Data rows:

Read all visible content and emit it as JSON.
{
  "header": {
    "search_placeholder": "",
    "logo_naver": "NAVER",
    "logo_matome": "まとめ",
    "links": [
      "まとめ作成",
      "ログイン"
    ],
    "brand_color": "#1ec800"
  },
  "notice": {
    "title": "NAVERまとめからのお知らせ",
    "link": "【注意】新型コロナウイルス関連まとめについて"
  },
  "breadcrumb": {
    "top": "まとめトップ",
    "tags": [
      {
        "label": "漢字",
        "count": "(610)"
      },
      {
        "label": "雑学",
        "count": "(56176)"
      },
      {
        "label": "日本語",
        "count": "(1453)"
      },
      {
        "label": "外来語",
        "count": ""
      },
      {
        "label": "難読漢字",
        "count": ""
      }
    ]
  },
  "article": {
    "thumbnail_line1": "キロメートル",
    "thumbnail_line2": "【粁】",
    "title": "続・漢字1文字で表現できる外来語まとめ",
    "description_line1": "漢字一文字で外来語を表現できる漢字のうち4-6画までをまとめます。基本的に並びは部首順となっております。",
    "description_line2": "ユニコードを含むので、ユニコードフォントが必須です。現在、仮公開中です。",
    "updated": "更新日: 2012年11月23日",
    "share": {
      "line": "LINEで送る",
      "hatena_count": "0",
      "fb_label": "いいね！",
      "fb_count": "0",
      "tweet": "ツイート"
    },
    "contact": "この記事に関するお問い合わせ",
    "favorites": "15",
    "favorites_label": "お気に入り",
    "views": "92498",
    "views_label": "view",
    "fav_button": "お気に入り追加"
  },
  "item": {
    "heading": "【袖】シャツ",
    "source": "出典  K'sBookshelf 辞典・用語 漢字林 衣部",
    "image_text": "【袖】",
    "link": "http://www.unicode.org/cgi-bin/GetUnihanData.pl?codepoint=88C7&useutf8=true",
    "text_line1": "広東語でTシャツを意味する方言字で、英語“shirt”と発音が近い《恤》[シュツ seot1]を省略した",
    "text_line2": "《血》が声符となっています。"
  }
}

* * *

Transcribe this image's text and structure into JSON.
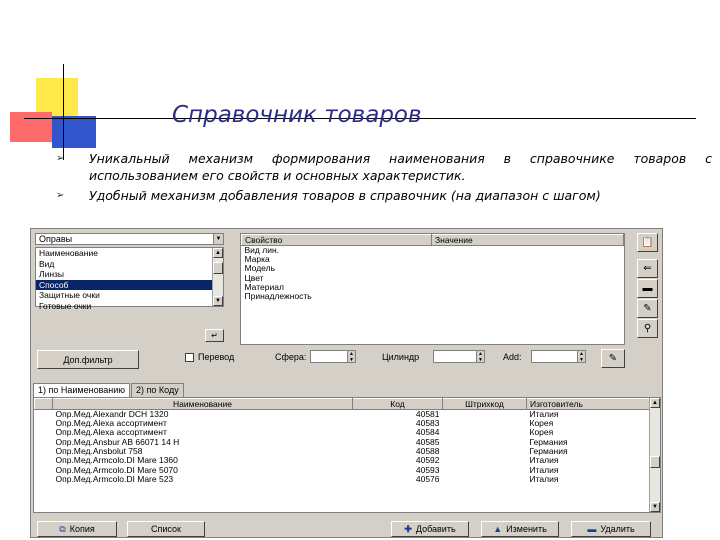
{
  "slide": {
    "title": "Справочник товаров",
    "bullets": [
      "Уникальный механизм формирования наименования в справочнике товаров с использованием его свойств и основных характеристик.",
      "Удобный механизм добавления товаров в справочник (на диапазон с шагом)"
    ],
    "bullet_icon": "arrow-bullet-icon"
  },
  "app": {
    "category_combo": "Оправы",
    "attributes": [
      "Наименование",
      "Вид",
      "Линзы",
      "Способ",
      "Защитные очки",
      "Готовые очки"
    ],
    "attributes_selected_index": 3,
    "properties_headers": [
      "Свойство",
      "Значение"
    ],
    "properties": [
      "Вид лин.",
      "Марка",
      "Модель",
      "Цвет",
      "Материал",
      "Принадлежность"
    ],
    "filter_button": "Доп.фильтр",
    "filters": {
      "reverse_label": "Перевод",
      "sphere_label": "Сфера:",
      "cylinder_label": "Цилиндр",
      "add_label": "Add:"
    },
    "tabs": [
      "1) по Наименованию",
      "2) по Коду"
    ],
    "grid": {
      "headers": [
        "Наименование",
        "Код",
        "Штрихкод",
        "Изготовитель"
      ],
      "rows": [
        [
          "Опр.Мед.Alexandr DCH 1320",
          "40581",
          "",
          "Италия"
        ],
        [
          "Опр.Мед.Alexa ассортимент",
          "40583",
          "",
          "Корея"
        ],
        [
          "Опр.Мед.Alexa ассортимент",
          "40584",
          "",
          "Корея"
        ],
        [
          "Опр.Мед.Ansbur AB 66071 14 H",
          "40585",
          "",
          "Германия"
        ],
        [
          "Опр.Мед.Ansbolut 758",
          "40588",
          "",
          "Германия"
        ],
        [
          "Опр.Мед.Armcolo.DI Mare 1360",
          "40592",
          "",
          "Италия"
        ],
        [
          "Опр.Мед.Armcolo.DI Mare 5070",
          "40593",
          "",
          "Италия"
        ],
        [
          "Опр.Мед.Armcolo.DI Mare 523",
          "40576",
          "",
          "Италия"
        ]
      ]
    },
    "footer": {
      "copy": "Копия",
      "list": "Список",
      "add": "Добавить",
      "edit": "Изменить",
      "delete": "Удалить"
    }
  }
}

Task prompt:
Above are the records. Copy every line in them holding "Mare".

Answer to the problem:
          "Опр.Мед.Armcolo.DI Mare 1360",
          "Опр.Мед.Armcolo.DI Mare 5070",
          "Опр.Мед.Armcolo.DI Mare 523",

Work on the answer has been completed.